## PROBLEM TO SOLVE
Find all lines in the records that include the word "HOMICIDIOS", and copy them out.

A block of data:

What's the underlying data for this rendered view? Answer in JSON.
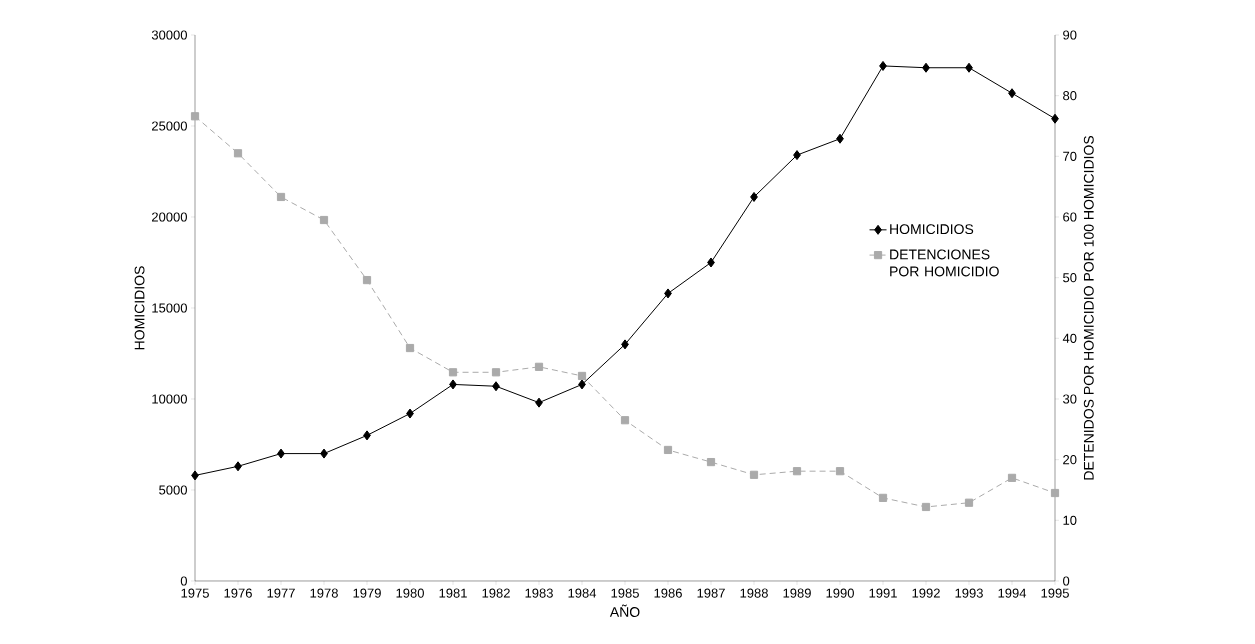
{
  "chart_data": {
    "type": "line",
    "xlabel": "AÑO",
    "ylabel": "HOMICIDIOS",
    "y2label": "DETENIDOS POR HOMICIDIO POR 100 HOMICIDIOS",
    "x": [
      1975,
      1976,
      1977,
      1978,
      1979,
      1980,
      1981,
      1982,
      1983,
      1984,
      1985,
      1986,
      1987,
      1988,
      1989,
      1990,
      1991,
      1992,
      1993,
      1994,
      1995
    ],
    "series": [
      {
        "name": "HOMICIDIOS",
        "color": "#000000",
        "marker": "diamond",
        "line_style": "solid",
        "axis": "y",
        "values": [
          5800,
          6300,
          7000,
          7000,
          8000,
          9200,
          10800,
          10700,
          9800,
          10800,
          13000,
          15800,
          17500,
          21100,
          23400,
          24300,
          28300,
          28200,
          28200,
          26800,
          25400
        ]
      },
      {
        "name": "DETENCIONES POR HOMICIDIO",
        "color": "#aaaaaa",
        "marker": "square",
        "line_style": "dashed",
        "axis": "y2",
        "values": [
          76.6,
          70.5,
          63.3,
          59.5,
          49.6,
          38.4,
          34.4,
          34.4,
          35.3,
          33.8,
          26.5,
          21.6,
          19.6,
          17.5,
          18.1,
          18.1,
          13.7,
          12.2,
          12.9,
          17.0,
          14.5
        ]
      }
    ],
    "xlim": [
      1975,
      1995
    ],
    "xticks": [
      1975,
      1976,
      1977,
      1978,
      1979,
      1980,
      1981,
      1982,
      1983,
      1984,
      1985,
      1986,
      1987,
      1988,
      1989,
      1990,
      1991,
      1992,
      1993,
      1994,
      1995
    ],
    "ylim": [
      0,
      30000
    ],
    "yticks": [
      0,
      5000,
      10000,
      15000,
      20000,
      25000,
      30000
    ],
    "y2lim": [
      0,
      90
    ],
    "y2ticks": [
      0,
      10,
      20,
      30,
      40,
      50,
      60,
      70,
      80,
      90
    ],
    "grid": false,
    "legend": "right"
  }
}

...

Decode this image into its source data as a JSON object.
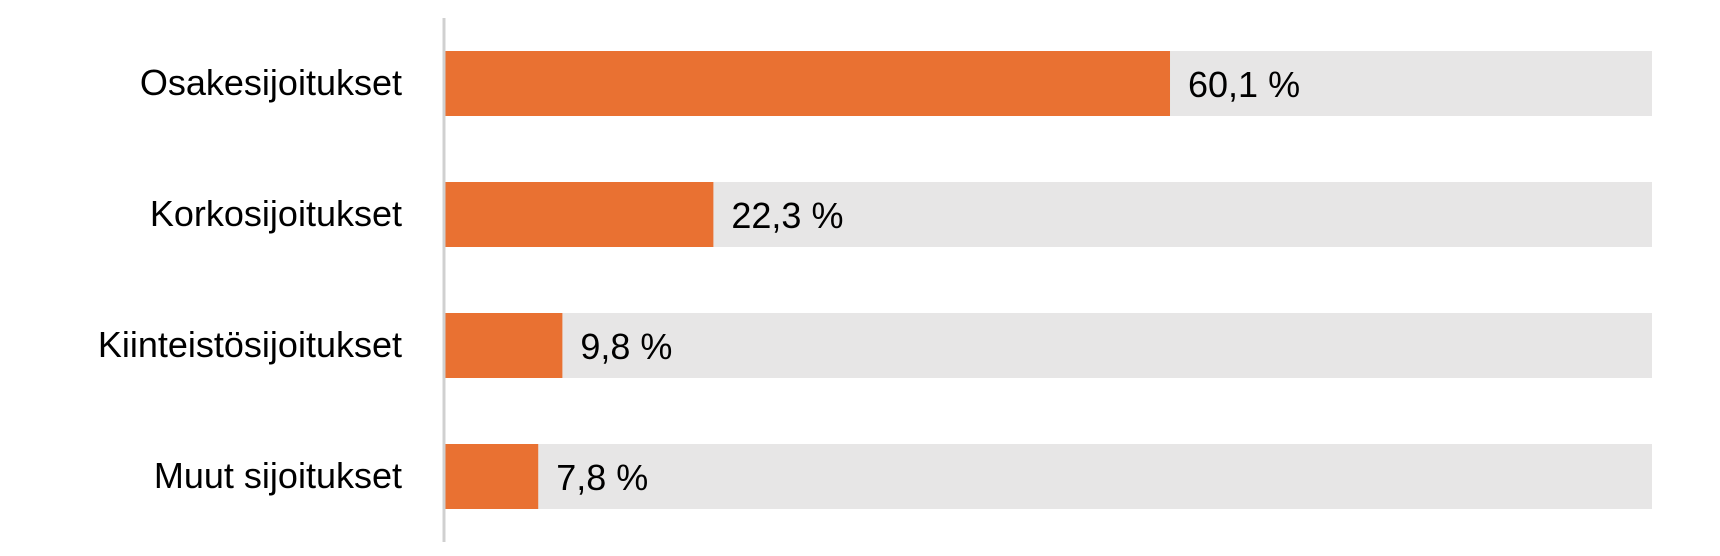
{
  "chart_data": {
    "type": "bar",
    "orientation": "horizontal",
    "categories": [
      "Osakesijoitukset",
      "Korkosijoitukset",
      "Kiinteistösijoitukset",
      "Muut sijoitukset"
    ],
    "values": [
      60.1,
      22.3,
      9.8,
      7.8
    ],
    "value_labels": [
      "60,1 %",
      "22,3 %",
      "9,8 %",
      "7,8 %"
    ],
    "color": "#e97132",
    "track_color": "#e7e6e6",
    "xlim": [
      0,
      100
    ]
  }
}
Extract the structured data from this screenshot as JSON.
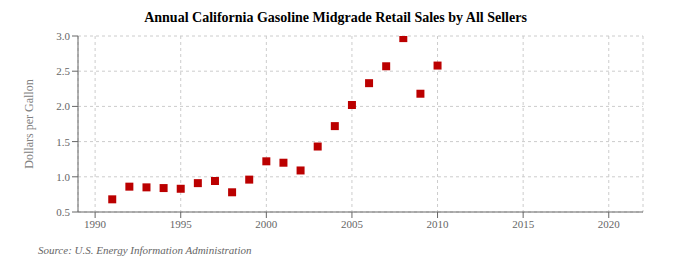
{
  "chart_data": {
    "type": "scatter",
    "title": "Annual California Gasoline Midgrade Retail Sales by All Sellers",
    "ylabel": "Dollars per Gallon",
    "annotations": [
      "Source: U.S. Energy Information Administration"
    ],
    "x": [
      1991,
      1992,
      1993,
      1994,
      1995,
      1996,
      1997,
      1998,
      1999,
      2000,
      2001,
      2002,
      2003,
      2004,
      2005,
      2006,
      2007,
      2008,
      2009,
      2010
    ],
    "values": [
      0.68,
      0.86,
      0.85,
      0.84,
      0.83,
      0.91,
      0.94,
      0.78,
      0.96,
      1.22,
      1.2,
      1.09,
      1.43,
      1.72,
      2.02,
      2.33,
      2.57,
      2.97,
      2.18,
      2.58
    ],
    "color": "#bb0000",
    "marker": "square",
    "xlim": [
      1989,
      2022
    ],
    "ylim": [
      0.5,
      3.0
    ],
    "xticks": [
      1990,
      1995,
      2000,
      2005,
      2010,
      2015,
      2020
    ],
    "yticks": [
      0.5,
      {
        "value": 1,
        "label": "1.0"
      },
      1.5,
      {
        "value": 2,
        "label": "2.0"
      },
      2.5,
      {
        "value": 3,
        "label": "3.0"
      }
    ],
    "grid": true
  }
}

## COMPLETED EXERCISE
    "ylabel": "HOMICIDIOS",
    "y2label": "DETENIDOS POR HOMICIDIO POR 100 HOMICIDIOS",
        "name": "HOMICIDIOS",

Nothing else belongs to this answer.